### SELECTED EXTRACT:
-------

Did you know that Warren Buffett’s entrepreneurial lessons are available as a cartoon for kids? Yep. You can watch over twenty episodes of his group of young teens learn money lessons. It’s free to stream, with no subscription service to buy. Usually, I mix this in as a treat on days that I’ve had to homeschool as a break.
Looking for more ideas? See our main article on how to teach your kids about money with television.
Every reader has to be familiar with Monopoly, so I won’t waste words covering it. You are also probably familiar with the game of Life. It wasn’t until playing that with my kids recently that I realized it can teach the importance of having a high-earning career at an early age. Perhaps the best of the mainstream money games is Pay Day.
The best board game to teach your kids about money is The Allowance Game. You earn money for doing things like mowing the lawn, but you can lose money if you break a window. Like all the other board games you use play money which is good for learning math concepts like addition and subtraction. This one adds coins to the mix which is great for learning decimals.
When COVID-19 hit, parents and kids turned to online learning. It wasn’t as good as being in the classroom, but many kids now have improved computer skills. That makes online courses for teaching kids about money a perfect fit.
I reviewed MoneyTime at the link above. It’s designed for kids ages 10 to 14, but my oldest battled through it when he was 8 and it went okay. He’s 9 now and his math skills have improved a lot in the last year. Unless you’re an evil parent writing about kid money, I would stick with those recommended ages. If I were to build a personal finance curriculum for kids MoneyTime would be a core component.
Choose FI Foundation
The Choose FI Foundation has another money course for kids designed for kids in the 3rd to 5th grade. I haven’t gotten the opportunity to review this yet, but I have a 3rd grader now, so hopefully, we get a chance over one of the school vacations this year.
Both of these courses cover important topics like the danger of credit cards and bad debt.

-------

### PROBLEMS TO WORK ON:
**A.** Answer these questions about the article on teaching kids about money:
(i) For what ages is MoneyTime designed?
(ii) In The Allowance Game, what can make a player lose money?
(iii) Which grades is the Choose FI Foundation course designed for?
**B.** Recast the paragraph of the article on teaching kids about money that begins "The best board game to teach your kids about money" as a short list that keeps its main facts.
**C.** Echo the stretch of the article on teaching kids about money from "Every reader has" through "for learning decimals.".
You will not need the records.

(Records drawn from a dataset)
-------

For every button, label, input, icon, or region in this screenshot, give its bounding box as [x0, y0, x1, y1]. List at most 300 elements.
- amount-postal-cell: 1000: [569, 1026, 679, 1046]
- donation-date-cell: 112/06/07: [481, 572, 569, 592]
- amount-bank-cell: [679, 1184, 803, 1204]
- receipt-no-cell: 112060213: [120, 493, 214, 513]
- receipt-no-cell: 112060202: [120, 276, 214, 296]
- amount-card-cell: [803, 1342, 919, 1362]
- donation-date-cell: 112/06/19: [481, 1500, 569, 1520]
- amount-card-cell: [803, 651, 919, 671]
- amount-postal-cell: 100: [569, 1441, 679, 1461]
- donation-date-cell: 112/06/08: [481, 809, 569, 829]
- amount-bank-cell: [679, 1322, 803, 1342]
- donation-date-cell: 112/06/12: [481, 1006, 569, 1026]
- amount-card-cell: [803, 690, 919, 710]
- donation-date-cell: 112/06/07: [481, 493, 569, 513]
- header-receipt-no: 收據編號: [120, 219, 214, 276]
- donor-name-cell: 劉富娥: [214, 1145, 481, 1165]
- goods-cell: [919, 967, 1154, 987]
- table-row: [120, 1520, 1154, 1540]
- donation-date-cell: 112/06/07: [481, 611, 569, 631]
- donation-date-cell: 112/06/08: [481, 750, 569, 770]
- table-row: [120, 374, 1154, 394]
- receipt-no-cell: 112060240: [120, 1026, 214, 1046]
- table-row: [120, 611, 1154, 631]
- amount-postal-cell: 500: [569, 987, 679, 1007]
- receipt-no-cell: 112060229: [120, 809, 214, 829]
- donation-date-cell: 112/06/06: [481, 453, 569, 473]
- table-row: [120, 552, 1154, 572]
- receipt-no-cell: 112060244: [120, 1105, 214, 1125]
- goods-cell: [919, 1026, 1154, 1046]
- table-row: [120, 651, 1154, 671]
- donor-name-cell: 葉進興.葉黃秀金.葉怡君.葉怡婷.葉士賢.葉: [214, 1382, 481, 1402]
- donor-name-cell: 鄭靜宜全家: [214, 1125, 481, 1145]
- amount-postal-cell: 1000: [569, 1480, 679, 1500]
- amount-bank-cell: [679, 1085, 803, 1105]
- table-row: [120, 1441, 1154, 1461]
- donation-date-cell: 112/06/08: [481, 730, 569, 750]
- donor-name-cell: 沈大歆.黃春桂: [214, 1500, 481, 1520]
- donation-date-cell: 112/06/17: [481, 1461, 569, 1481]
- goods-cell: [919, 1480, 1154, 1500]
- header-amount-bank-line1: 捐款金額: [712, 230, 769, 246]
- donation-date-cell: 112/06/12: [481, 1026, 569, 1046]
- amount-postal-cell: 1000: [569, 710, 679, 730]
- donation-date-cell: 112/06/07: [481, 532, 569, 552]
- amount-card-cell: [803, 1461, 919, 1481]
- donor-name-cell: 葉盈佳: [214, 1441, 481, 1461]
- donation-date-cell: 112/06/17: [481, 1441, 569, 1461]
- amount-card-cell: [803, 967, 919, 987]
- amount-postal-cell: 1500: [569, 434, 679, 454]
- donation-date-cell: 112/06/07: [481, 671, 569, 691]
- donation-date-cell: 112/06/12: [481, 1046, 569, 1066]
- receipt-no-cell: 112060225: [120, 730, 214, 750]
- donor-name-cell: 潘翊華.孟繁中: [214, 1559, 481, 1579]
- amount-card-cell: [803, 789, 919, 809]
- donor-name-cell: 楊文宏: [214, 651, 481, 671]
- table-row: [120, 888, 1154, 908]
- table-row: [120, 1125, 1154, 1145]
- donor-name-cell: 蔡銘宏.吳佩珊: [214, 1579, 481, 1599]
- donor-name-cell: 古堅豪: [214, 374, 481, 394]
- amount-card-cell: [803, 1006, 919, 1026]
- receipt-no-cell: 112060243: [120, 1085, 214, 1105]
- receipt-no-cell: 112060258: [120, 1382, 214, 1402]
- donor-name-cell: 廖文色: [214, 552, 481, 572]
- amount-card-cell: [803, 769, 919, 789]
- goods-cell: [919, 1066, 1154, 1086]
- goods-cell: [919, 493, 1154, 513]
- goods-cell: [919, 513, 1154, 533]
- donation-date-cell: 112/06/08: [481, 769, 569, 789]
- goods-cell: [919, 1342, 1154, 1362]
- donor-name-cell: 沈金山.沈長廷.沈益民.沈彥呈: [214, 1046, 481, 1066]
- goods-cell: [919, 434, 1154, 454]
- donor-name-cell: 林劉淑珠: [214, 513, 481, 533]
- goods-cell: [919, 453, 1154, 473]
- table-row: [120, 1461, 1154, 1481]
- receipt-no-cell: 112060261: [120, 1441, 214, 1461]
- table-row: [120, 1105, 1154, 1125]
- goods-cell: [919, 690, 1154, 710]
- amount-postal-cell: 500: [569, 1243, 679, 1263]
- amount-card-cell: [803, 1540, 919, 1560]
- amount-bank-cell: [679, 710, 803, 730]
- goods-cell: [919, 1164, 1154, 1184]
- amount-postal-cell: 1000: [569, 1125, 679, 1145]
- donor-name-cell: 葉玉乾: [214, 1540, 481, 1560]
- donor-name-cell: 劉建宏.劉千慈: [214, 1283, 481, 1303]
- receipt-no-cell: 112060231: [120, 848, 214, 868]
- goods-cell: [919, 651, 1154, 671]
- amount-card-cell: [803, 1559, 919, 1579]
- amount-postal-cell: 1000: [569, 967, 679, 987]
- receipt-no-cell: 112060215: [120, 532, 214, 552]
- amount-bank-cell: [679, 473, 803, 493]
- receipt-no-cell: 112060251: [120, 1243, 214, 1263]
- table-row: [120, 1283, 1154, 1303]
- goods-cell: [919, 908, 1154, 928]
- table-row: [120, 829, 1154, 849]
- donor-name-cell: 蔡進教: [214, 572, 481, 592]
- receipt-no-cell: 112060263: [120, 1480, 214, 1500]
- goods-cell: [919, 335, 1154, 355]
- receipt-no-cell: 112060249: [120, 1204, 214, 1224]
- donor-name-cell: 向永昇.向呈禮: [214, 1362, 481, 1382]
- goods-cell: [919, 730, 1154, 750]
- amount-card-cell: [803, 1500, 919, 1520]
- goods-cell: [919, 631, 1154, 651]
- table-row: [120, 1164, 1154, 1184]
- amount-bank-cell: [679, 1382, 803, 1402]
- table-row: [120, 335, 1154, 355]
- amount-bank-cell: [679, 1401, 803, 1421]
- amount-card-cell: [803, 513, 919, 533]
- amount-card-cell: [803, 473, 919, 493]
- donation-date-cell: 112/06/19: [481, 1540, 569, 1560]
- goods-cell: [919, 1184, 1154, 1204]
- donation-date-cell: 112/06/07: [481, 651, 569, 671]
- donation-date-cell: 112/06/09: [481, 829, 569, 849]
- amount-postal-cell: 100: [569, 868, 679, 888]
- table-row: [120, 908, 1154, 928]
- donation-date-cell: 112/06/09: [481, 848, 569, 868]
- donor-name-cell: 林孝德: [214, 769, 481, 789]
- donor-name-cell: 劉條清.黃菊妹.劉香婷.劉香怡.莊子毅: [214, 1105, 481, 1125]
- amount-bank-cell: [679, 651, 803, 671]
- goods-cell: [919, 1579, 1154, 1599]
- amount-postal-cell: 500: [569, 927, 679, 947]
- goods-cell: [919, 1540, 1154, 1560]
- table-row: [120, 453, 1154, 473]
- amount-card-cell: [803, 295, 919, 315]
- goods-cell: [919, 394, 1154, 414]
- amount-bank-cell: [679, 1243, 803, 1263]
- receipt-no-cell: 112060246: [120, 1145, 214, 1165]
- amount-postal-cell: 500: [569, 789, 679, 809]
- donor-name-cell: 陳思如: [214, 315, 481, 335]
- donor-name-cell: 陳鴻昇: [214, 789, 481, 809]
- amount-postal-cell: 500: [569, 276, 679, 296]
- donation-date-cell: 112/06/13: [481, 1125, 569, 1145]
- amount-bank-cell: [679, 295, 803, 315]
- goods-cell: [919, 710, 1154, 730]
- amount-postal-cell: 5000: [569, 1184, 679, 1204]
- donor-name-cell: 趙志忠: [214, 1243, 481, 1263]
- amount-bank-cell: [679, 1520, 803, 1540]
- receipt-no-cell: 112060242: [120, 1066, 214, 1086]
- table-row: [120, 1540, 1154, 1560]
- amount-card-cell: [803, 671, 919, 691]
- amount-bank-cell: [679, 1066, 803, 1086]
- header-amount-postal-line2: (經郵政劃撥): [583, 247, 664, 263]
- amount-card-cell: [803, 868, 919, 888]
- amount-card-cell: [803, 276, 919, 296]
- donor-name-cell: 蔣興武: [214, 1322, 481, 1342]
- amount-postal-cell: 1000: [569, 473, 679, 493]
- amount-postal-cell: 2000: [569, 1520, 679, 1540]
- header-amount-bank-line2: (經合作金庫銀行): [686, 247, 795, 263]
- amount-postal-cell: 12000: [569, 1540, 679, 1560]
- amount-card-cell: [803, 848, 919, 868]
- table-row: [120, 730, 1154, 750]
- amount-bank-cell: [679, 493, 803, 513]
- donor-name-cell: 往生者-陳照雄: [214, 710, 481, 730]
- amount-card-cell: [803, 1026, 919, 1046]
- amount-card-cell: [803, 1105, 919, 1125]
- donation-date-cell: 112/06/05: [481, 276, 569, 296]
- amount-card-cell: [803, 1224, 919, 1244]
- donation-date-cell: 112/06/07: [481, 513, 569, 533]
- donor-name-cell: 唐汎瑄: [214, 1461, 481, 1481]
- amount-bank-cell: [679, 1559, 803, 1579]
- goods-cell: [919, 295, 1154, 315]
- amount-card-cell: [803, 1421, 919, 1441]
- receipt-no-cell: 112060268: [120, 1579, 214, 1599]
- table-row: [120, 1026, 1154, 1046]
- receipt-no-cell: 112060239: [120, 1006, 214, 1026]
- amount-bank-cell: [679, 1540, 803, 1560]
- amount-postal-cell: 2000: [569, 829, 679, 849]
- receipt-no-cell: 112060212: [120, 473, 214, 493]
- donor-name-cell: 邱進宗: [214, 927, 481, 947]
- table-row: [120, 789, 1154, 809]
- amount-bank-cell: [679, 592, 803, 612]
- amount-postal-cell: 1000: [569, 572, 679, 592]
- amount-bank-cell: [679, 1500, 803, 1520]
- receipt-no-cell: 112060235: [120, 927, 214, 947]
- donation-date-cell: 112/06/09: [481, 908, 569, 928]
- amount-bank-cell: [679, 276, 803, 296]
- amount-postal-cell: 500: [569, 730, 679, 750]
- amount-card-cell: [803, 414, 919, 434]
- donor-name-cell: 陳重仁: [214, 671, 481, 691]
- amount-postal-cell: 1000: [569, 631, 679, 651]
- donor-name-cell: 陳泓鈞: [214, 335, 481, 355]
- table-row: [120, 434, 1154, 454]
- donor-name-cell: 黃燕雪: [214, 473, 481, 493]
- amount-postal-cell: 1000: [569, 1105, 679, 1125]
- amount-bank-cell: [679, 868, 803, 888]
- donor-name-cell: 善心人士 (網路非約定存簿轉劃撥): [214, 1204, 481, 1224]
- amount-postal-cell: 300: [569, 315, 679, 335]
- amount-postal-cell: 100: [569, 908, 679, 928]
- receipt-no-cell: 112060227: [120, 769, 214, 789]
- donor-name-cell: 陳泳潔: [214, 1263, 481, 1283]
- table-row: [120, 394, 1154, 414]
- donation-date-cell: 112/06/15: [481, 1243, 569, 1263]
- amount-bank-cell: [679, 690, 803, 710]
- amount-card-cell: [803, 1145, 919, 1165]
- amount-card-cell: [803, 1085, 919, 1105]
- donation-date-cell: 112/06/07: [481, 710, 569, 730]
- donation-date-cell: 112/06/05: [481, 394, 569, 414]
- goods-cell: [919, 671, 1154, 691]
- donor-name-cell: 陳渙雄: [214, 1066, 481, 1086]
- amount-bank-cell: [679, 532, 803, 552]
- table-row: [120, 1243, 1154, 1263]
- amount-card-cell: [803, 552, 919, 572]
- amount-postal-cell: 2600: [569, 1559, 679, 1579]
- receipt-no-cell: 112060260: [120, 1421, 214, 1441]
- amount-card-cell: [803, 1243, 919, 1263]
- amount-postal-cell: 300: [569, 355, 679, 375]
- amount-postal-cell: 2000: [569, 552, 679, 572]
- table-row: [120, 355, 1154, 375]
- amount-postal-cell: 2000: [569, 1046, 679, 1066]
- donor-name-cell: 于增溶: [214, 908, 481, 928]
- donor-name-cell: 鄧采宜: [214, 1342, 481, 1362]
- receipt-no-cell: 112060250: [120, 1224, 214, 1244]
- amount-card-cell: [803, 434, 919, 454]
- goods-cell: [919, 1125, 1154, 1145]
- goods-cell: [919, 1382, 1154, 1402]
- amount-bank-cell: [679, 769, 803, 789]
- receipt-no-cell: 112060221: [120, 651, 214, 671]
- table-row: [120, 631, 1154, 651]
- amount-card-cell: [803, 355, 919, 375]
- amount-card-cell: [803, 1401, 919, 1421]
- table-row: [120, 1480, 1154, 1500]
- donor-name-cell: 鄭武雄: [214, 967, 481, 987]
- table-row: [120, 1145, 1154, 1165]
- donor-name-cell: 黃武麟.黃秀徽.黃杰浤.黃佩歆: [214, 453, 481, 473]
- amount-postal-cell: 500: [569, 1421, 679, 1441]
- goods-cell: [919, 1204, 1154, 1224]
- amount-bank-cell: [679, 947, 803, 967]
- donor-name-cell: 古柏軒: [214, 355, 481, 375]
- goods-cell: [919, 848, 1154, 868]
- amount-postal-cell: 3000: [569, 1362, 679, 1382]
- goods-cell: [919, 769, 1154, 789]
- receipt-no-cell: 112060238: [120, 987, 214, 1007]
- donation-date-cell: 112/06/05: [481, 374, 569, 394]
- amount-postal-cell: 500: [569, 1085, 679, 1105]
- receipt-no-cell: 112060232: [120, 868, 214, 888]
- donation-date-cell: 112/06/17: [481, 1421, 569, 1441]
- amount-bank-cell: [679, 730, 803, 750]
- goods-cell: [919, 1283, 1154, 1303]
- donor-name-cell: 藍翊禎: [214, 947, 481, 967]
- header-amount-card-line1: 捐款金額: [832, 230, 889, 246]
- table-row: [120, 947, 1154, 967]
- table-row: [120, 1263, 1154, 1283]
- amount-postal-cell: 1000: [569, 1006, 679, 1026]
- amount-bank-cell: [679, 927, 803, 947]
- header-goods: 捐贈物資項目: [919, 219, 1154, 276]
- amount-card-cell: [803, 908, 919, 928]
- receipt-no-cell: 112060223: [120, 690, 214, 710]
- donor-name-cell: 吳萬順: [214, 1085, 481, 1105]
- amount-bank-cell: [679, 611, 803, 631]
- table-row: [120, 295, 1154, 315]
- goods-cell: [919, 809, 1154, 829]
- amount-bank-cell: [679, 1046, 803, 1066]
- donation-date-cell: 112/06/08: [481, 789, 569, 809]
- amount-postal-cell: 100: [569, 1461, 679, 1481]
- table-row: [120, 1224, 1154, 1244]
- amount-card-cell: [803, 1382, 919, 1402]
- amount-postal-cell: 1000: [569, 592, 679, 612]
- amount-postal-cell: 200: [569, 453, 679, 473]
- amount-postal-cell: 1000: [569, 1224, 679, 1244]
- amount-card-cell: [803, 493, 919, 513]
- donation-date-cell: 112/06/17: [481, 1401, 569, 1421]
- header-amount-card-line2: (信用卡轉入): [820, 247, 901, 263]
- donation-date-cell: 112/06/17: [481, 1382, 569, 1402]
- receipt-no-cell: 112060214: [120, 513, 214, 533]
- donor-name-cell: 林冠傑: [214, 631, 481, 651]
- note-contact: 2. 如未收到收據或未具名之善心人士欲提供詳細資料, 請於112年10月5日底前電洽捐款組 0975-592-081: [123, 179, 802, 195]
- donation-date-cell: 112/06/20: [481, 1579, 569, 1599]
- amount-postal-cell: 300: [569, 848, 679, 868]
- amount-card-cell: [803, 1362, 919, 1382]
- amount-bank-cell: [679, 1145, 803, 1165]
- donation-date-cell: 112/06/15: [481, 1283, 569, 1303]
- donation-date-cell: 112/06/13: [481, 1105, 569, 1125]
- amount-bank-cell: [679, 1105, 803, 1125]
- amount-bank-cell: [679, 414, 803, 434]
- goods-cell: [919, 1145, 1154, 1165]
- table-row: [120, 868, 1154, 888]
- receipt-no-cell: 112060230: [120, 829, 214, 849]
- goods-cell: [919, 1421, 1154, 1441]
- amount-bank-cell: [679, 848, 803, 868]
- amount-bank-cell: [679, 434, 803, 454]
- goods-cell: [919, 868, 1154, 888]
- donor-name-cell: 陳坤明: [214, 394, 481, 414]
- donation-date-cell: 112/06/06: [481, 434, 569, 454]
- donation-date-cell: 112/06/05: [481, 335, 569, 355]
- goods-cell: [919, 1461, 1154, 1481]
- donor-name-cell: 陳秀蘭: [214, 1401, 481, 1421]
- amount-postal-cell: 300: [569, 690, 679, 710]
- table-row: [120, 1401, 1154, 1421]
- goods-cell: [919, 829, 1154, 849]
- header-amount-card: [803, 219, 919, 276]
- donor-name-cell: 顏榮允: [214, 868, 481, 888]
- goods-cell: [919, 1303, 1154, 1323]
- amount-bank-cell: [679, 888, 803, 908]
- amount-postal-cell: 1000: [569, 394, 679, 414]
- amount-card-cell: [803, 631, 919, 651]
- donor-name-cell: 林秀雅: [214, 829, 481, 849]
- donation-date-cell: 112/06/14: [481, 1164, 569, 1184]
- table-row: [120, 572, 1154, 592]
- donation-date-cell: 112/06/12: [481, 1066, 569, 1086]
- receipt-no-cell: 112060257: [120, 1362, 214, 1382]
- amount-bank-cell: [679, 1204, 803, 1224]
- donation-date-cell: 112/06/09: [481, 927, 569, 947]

-------

### SOLUTIONS BY TASK:
**A.**
(i) Ages 10 to 14.
(ii) Breaking a window.
(iii) 3rd to 5th grade.

**B.**
- The Allowance Game is the best board game for teaching kids about money.
- Players earn money for chores like mowing the lawn and can lose money for breaking a window.
- It uses play money, which helps with addition and subtraction.
- It also includes coins, which help with learning decimals.

**C.**
Every reader has to be familiar with Monopoly, so I won’t waste words covering it. You are also probably familiar with the game of Life. It wasn’t until playing that with my kids recently that I realized it can teach the importance of having a high-earning career at an early age. Perhaps the best of the mainstream money games is Pay Day.
The best board game to teach your kids about money is The Allowance Game. You earn money for doing things like mowing the lawn, but you can lose money if you break a window. Like all the other board games you use play money which is good for learning math concepts like addition and subtraction. This one adds coins to the mix which is great for learning decimals.